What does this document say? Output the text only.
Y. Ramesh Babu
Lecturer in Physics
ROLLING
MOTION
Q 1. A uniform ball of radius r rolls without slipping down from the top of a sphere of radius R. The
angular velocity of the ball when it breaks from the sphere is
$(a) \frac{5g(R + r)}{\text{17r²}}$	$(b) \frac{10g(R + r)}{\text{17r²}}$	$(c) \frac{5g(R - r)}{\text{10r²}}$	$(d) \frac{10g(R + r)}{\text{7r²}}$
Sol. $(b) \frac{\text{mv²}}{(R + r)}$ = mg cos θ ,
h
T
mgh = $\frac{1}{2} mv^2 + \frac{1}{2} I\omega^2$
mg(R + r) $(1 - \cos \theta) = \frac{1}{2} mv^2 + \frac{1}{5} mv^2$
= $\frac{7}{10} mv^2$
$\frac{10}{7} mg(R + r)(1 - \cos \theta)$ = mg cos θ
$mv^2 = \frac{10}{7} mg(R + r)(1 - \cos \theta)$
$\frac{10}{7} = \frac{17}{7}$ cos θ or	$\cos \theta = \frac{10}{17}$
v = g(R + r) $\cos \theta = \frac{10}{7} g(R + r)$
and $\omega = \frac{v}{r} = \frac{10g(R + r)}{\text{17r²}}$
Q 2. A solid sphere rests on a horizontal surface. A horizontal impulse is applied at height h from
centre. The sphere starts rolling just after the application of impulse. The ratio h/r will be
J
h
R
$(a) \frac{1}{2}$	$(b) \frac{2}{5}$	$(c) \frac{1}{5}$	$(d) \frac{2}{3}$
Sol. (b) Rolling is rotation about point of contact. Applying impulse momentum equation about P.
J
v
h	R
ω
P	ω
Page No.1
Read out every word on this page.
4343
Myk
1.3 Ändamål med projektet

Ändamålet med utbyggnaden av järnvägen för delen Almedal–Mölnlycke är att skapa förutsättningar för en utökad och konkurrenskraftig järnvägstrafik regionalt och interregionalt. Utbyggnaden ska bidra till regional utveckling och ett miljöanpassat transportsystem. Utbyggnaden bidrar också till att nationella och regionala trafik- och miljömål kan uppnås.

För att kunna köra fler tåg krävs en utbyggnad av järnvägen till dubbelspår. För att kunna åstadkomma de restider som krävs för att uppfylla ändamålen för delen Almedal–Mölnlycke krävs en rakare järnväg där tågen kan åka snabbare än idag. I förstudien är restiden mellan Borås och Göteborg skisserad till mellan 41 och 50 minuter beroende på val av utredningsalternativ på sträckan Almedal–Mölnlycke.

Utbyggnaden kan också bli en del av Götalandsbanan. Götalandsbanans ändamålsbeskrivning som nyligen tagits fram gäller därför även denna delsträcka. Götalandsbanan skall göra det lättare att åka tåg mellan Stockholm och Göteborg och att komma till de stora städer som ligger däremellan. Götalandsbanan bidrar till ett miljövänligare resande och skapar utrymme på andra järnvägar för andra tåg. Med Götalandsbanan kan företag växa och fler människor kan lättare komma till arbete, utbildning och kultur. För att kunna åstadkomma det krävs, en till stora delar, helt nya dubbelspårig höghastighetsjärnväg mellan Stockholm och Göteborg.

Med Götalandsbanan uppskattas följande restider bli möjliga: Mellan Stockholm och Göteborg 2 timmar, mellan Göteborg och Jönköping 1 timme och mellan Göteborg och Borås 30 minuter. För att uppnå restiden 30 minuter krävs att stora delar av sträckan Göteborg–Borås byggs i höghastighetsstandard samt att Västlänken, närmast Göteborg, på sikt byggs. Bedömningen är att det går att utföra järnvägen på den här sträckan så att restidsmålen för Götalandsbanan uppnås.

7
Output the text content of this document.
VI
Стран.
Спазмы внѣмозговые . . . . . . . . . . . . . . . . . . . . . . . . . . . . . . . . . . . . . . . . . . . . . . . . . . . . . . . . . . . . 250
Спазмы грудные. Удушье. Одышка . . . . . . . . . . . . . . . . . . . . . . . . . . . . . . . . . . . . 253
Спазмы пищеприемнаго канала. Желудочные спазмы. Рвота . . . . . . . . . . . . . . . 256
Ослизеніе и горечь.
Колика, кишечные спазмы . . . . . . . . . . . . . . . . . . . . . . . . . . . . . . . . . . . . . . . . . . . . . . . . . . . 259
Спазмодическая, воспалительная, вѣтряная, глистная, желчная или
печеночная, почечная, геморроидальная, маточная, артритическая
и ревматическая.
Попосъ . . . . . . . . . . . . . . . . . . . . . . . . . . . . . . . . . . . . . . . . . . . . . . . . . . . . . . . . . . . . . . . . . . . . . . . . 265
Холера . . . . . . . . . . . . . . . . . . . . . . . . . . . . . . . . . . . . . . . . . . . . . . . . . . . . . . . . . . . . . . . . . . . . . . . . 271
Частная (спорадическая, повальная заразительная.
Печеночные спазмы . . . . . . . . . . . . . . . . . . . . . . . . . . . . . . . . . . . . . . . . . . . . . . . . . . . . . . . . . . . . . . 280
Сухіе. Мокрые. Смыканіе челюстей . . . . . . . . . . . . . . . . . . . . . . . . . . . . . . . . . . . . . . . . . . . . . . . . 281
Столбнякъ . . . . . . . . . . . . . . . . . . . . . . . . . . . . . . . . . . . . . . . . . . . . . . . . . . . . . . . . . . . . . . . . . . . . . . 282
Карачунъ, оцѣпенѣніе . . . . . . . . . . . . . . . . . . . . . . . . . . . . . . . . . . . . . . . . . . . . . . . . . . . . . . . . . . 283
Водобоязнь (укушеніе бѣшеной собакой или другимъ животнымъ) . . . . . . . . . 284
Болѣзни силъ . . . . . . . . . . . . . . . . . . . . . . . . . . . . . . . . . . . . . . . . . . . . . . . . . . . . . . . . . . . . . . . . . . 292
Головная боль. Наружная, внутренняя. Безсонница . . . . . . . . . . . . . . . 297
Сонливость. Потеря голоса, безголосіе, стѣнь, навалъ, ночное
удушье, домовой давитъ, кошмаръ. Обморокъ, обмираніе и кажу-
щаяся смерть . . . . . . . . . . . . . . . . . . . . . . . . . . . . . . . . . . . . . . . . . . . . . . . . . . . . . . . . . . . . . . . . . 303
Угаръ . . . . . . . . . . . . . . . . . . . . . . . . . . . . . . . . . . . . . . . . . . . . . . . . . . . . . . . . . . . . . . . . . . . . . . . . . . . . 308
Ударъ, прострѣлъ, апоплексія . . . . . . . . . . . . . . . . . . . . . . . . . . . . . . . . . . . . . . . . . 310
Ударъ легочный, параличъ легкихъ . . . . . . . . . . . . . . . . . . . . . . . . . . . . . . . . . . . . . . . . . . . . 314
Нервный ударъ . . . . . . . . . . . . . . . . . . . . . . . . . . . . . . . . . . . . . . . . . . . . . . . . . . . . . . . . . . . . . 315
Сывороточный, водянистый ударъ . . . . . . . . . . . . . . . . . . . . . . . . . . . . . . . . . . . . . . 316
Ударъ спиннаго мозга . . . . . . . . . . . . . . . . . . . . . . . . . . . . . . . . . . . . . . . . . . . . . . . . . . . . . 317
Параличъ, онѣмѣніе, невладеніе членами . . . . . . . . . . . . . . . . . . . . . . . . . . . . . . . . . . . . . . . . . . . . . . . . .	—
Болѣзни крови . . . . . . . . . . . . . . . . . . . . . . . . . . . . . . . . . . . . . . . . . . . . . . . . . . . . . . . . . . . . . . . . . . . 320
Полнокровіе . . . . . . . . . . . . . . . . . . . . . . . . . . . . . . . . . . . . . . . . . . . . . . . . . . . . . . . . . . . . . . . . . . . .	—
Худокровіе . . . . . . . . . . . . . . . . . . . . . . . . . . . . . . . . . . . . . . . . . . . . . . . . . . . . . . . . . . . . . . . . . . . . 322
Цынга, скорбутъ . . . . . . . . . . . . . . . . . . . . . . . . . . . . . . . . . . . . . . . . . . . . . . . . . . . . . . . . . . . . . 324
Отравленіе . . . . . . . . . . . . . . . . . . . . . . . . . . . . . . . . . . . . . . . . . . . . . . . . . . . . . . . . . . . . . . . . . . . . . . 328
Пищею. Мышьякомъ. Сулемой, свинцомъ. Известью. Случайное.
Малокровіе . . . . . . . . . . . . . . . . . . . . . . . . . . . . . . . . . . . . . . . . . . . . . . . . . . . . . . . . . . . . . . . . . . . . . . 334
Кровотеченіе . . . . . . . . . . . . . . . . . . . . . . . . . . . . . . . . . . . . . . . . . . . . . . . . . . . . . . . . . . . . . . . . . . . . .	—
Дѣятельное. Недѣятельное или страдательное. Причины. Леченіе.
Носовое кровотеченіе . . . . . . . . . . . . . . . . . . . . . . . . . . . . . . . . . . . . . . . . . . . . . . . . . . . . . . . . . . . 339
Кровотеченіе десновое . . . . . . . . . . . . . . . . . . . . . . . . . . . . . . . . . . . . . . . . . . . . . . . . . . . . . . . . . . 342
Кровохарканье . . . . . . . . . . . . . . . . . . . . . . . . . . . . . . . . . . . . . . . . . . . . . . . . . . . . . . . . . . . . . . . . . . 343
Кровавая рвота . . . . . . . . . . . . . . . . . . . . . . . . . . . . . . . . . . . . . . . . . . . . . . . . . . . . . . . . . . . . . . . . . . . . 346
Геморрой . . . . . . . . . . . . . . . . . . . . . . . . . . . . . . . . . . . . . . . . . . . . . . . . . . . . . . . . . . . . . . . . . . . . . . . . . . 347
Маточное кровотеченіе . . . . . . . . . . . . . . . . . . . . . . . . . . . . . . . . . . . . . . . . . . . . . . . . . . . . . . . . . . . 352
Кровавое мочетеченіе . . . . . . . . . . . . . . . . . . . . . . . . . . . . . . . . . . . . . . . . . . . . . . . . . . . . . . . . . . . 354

====

Go through the records and pull out each line that includes the word "uppnås".

Ändamålet med utbyggnaden av järnvägen för delen Almedal–Mölnlycke är att skapa förutsättningar för en utökad och konkurrenskraftig järnvägstrafik regionalt och interregionalt. Utbyggnaden ska bidra till regional utveckling och ett miljöanpassat transportsystem. Utbyggnaden bidrar också till att nationella och regionala trafik- och miljömål kan uppnås.
Med Götalandsbanan uppskattas följande restider bli möjliga: Mellan Stockholm och Göteborg 2 timmar, mellan Göteborg och Jönköping 1 timme och mellan Göteborg och Borås 30 minuter. För att uppnå restiden 30 minuter krävs att stora delar av sträckan Göteborg–Borås byggs i höghastighetsstandard samt att Västlänken, närmast Göteborg, på sikt byggs. Bedömningen är att det går att utföra järnvägen på den här sträckan så att restidsmålen för Götalandsbanan uppnås.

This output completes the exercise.